Records contained in a dataset:

········

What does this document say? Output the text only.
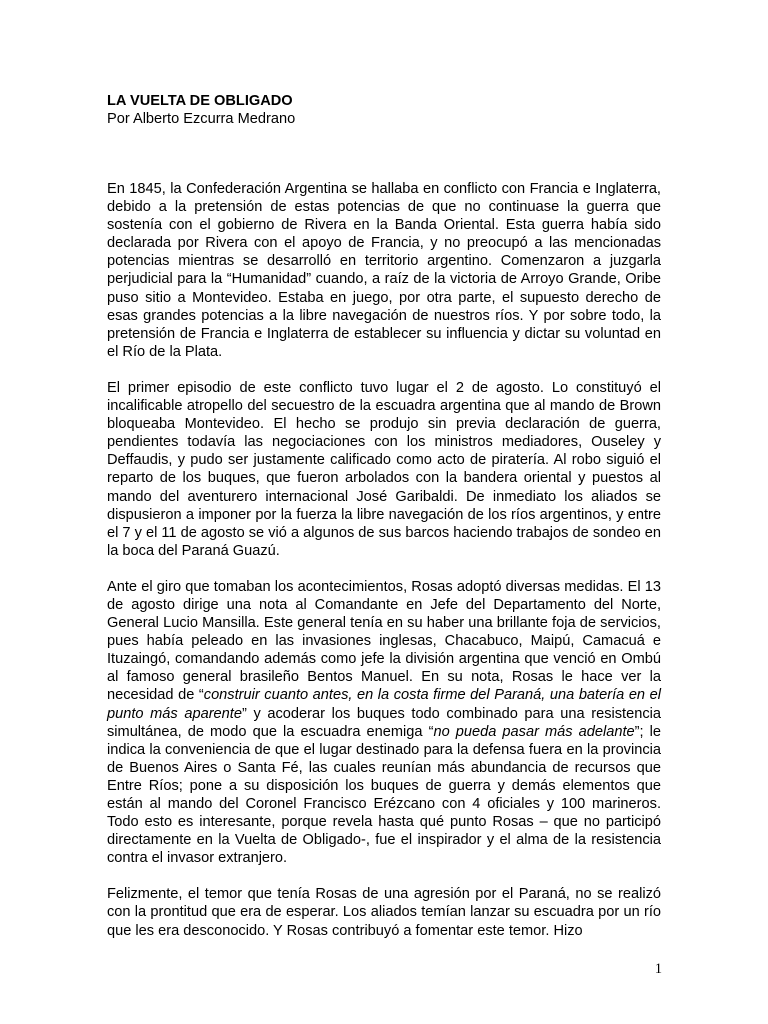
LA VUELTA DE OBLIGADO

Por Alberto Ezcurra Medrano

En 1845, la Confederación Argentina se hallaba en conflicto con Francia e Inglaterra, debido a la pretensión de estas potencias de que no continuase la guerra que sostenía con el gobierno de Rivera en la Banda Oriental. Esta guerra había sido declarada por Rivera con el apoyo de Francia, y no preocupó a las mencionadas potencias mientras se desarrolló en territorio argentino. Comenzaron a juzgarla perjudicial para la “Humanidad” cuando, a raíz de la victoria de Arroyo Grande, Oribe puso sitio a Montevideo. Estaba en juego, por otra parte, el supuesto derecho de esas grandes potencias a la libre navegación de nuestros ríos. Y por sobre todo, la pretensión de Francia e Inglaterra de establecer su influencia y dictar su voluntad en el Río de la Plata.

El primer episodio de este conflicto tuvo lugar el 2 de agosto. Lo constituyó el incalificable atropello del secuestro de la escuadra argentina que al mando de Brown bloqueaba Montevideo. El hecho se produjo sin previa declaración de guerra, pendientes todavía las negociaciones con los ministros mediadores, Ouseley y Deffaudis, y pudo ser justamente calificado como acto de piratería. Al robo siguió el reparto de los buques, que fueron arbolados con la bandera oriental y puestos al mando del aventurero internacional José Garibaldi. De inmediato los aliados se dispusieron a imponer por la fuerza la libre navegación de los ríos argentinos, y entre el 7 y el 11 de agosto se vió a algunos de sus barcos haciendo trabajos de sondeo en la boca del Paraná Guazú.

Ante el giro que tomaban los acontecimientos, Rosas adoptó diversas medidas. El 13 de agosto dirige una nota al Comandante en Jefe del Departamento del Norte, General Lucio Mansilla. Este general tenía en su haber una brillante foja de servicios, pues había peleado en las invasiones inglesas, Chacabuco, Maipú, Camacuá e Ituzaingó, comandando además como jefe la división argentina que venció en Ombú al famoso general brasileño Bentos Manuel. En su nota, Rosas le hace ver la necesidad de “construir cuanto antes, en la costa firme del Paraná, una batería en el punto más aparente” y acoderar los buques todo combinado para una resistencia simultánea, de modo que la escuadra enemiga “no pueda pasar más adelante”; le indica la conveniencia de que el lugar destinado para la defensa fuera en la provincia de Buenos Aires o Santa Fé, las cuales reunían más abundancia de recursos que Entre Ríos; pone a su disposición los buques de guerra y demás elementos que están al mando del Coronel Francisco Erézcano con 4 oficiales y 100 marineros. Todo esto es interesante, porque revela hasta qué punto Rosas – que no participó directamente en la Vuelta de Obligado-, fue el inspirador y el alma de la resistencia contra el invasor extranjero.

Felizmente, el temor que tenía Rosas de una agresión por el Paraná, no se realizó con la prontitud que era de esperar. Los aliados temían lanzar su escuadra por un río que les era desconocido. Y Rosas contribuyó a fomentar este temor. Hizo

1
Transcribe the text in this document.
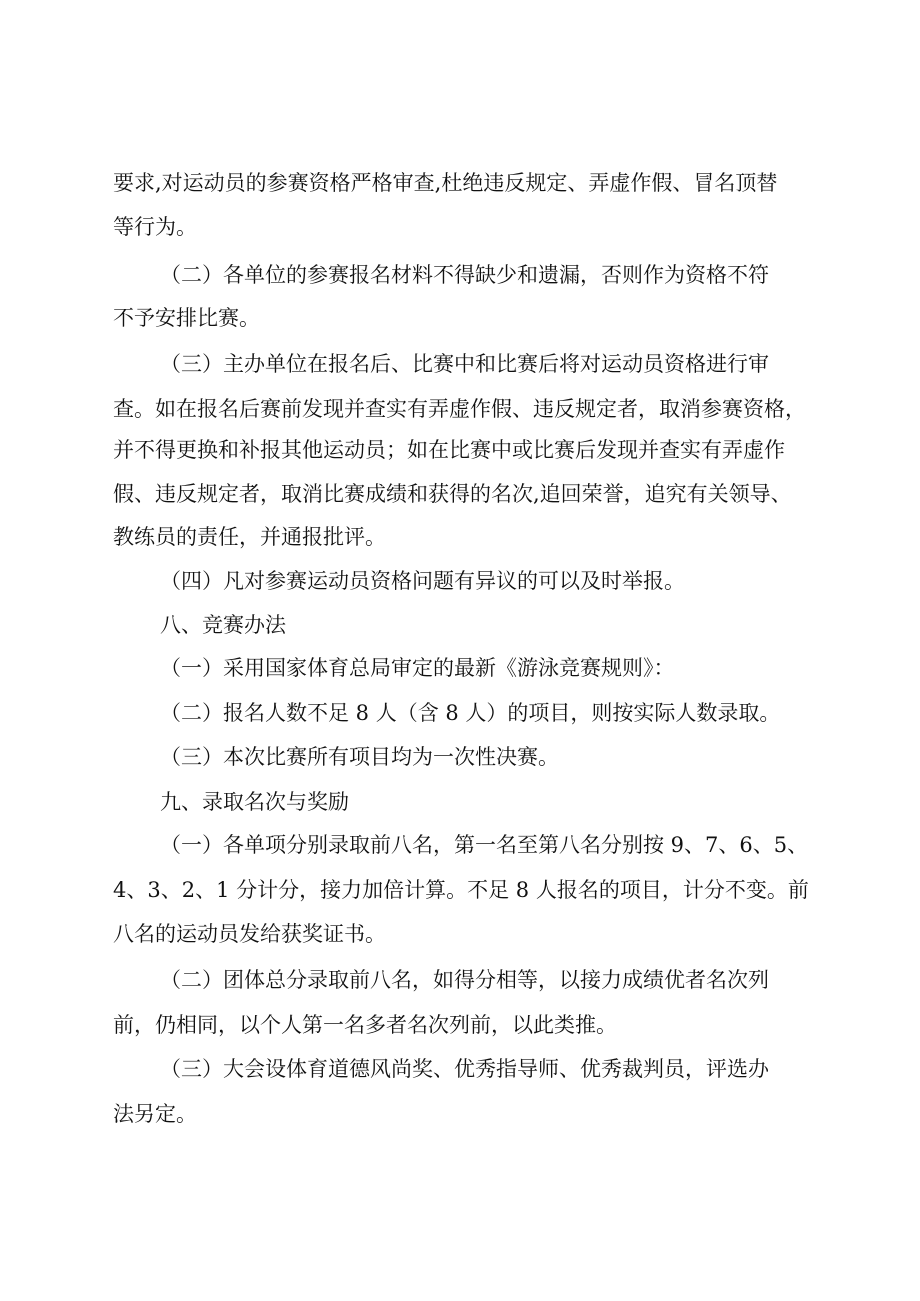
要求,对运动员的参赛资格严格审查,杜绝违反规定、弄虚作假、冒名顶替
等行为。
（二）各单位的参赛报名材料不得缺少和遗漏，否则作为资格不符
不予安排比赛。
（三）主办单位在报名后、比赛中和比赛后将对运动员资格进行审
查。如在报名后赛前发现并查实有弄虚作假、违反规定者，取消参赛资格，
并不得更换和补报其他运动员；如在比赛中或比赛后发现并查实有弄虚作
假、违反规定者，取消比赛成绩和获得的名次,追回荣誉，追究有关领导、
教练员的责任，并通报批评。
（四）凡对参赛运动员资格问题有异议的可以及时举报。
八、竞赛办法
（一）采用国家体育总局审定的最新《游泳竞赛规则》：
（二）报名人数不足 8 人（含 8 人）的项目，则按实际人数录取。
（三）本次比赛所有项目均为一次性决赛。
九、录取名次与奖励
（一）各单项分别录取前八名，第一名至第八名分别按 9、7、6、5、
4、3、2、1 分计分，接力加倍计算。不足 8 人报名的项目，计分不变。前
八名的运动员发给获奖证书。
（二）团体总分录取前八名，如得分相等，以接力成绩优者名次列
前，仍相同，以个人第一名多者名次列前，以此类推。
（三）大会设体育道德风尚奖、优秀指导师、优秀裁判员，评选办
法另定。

········

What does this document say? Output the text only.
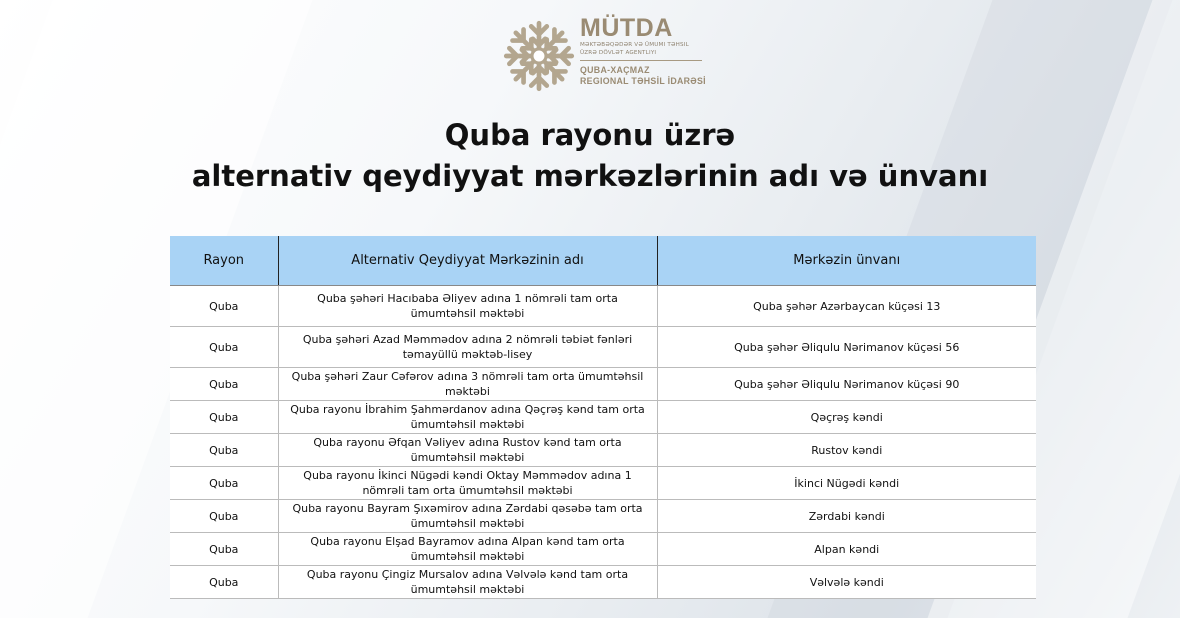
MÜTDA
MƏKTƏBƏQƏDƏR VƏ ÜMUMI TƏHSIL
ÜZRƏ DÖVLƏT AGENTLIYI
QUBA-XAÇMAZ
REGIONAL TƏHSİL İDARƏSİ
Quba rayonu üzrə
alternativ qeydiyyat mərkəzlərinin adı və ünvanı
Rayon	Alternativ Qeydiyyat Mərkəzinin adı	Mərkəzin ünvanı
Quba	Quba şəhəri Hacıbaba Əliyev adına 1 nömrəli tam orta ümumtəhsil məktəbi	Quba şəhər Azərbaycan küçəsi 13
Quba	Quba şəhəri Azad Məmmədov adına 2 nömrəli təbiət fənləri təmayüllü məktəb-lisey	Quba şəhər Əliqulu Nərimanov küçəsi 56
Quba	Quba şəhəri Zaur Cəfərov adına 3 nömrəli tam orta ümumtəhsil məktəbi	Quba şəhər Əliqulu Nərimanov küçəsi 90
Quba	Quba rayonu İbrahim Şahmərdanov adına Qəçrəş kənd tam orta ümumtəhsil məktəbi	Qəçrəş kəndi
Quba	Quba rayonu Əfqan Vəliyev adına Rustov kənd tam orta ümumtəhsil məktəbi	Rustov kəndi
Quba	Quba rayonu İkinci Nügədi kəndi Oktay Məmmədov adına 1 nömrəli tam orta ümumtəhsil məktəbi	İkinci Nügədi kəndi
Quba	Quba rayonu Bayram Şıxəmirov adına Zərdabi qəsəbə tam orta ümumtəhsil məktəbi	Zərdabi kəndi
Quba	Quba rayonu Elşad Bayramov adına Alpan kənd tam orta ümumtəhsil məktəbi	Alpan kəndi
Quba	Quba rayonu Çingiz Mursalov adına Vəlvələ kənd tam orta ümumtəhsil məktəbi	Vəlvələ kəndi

········

» **Given task**
Each line above that includes "Məmmədov" should be shown.

» **Exercise result**
Quba	Quba şəhəri Azad Məmmədov adına 2 nömrəli təbiət fənləri təmayüllü məktəb-lisey	Quba şəhər Əliqulu Nərimanov küçəsi 56
Quba	Quba rayonu İkinci Nügədi kəndi Oktay Məmmədov adına 1 nömrəli tam orta ümumtəhsil məktəbi	İkinci Nügədi kəndi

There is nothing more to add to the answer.